[Work to complete]: Copy all records verbatim.

(Dataset excerpt)

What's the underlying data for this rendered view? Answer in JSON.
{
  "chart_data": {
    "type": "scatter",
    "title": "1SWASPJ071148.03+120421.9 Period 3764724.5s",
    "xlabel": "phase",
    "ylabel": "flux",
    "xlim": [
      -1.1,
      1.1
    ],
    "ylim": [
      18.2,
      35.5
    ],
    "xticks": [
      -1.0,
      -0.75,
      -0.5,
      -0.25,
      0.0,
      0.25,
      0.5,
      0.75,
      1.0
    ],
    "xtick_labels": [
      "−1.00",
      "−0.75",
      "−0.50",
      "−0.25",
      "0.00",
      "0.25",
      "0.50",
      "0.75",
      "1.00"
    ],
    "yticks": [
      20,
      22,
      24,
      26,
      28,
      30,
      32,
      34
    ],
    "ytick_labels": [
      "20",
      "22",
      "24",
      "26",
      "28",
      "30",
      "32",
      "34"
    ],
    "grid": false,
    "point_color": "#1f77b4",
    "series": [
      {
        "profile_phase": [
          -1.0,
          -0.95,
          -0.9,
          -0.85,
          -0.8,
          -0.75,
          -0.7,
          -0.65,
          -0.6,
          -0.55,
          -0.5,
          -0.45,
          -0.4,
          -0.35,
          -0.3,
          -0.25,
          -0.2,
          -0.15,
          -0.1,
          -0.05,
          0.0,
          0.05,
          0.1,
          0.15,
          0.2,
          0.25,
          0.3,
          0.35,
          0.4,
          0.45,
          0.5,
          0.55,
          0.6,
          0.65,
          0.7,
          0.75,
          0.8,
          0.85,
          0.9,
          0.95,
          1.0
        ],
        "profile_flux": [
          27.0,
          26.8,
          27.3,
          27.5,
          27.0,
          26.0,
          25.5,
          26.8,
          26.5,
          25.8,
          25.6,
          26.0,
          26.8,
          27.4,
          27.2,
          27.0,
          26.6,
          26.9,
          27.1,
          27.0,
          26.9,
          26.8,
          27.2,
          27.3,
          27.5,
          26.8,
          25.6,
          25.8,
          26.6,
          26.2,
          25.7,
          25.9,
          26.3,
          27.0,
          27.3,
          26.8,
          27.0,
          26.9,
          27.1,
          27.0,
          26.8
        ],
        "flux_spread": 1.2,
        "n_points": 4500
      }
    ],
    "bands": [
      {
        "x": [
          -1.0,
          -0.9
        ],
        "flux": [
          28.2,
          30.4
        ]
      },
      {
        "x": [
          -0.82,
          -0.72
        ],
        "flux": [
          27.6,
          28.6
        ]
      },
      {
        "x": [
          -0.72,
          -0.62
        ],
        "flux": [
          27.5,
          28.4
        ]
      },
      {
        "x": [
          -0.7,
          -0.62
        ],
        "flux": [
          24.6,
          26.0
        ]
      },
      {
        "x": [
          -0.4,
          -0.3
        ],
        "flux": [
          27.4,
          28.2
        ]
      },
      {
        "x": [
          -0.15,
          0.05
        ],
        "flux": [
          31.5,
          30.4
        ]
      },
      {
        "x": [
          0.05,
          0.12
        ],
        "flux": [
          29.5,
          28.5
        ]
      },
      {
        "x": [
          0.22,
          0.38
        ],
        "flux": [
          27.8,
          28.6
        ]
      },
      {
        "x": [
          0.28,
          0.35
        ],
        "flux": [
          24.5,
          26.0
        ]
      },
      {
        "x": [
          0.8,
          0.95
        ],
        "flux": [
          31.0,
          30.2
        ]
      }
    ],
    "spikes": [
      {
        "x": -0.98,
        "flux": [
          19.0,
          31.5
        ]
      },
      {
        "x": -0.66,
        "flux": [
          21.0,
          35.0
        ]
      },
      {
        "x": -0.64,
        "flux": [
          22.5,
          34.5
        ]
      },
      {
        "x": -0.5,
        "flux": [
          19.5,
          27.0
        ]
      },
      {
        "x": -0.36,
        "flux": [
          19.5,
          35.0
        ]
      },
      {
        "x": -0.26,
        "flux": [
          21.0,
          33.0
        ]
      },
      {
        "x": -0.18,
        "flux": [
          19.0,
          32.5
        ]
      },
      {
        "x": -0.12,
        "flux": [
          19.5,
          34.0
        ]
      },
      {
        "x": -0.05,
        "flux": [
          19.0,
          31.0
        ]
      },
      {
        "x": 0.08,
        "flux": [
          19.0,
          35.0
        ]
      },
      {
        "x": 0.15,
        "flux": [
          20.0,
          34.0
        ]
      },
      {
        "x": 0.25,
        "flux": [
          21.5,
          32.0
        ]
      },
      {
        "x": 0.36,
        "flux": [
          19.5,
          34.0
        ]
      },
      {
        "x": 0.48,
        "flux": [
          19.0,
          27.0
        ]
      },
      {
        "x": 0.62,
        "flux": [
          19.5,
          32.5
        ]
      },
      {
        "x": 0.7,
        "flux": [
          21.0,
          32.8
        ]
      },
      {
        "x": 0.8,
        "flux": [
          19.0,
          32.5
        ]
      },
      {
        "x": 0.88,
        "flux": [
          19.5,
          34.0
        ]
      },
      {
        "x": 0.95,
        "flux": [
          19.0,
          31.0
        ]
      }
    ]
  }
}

[Expected answer]:
What's the underlying data for this rendered view? Answer in JSON.
{
  "chart_data": {
    "type": "scatter",
    "title": "1SWASPJ071148.03+120421.9 Period 3764724.5s",
    "xlabel": "phase",
    "ylabel": "flux",
    "xlim": [
      -1.1,
      1.1
    ],
    "ylim": [
      18.2,
      35.5
    ],
    "xticks": [
      -1.0,
      -0.75,
      -0.5,
      -0.25,
      0.0,
      0.25,
      0.5,
      0.75,
      1.0
    ],
    "xtick_labels": [
      "−1.00",
      "−0.75",
      "−0.50",
      "−0.25",
      "0.00",
      "0.25",
      "0.50",
      "0.75",
      "1.00"
    ],
    "yticks": [
      20,
      22,
      24,
      26,
      28,
      30,
      32,
      34
    ],
    "ytick_labels": [
      "20",
      "22",
      "24",
      "26",
      "28",
      "30",
      "32",
      "34"
    ],
    "grid": false,
    "point_color": "#1f77b4",
    "series": [
      {
        "profile_phase": [
          -1.0,
          -0.95,
          -0.9,
          -0.85,
          -0.8,
          -0.75,
          -0.7,
          -0.65,
          -0.6,
          -0.55,
          -0.5,
          -0.45,
          -0.4,
          -0.35,
          -0.3,
          -0.25,
          -0.2,
          -0.15,
          -0.1,
          -0.05,
          0.0,
          0.05,
          0.1,
          0.15,
          0.2,
          0.25,
          0.3,
          0.35,
          0.4,
          0.45,
          0.5,
          0.55,
          0.6,
          0.65,
          0.7,
          0.75,
          0.8,
          0.85,
          0.9,
          0.95,
          1.0
        ],
        "profile_flux": [
          27.0,
          26.8,
          27.3,
          27.5,
          27.0,
          26.0,
          25.5,
          26.8,
          26.5,
          25.8,
          25.6,
          26.0,
          26.8,
          27.4,
          27.2,
          27.0,
          26.6,
          26.9,
          27.1,
          27.0,
          26.9,
          26.8,
          27.2,
          27.3,
          27.5,
          26.8,
          25.6,
          25.8,
          26.6,
          26.2,
          25.7,
          25.9,
          26.3,
          27.0,
          27.3,
          26.8,
          27.0,
          26.9,
          27.1,
          27.0,
          26.8
        ],
        "flux_spread": 1.2,
        "n_points": 4500
      }
    ],
    "bands": [
      {
        "x": [
          -1.0,
          -0.9
        ],
        "flux": [
          28.2,
          30.4
        ]
      },
      {
        "x": [
          -0.82,
          -0.72
        ],
        "flux": [
          27.6,
          28.6
        ]
      },
      {
        "x": [
          -0.72,
          -0.62
        ],
        "flux": [
          27.5,
          28.4
        ]
      },
      {
        "x": [
          -0.7,
          -0.62
        ],
        "flux": [
          24.6,
          26.0
        ]
      },
      {
        "x": [
          -0.4,
          -0.3
        ],
        "flux": [
          27.4,
          28.2
        ]
      },
      {
        "x": [
          -0.15,
          0.05
        ],
        "flux": [
          31.5,
          30.4
        ]
      },
      {
        "x": [
          0.05,
          0.12
        ],
        "flux": [
          29.5,
          28.5
        ]
      },
      {
        "x": [
          0.22,
          0.38
        ],
        "flux": [
          27.8,
          28.6
        ]
      },
      {
        "x": [
          0.28,
          0.35
        ],
        "flux": [
          24.5,
          26.0
        ]
      },
      {
        "x": [
          0.8,
          0.95
        ],
        "flux": [
          31.0,
          30.2
        ]
      }
    ],
    "spikes": [
      {
        "x": -0.98,
        "flux": [
          19.0,
          31.5
        ]
      },
      {
        "x": -0.66,
        "flux": [
          21.0,
          35.0
        ]
      },
      {
        "x": -0.64,
        "flux": [
          22.5,
          34.5
        ]
      },
      {
        "x": -0.5,
        "flux": [
          19.5,
          27.0
        ]
      },
      {
        "x": -0.36,
        "flux": [
          19.5,
          35.0
        ]
      },
      {
        "x": -0.26,
        "flux": [
          21.0,
          33.0
        ]
      },
      {
        "x": -0.18,
        "flux": [
          19.0,
          32.5
        ]
      },
      {
        "x": -0.12,
        "flux": [
          19.5,
          34.0
        ]
      },
      {
        "x": -0.05,
        "flux": [
          19.0,
          31.0
        ]
      },
      {
        "x": 0.08,
        "flux": [
          19.0,
          35.0
        ]
      },
      {
        "x": 0.15,
        "flux": [
          20.0,
          34.0
        ]
      },
      {
        "x": 0.25,
        "flux": [
          21.5,
          32.0
        ]
      },
      {
        "x": 0.36,
        "flux": [
          19.5,
          34.0
        ]
      },
      {
        "x": 0.48,
        "flux": [
          19.0,
          27.0
        ]
      },
      {
        "x": 0.62,
        "flux": [
          19.5,
          32.5
        ]
      },
      {
        "x": 0.7,
        "flux": [
          21.0,
          32.8
        ]
      },
      {
        "x": 0.8,
        "flux": [
          19.0,
          32.5
        ]
      },
      {
        "x": 0.88,
        "flux": [
          19.5,
          34.0
        ]
      },
      {
        "x": 0.95,
        "flux": [
          19.0,
          31.0
        ]
      }
    ]
  }
}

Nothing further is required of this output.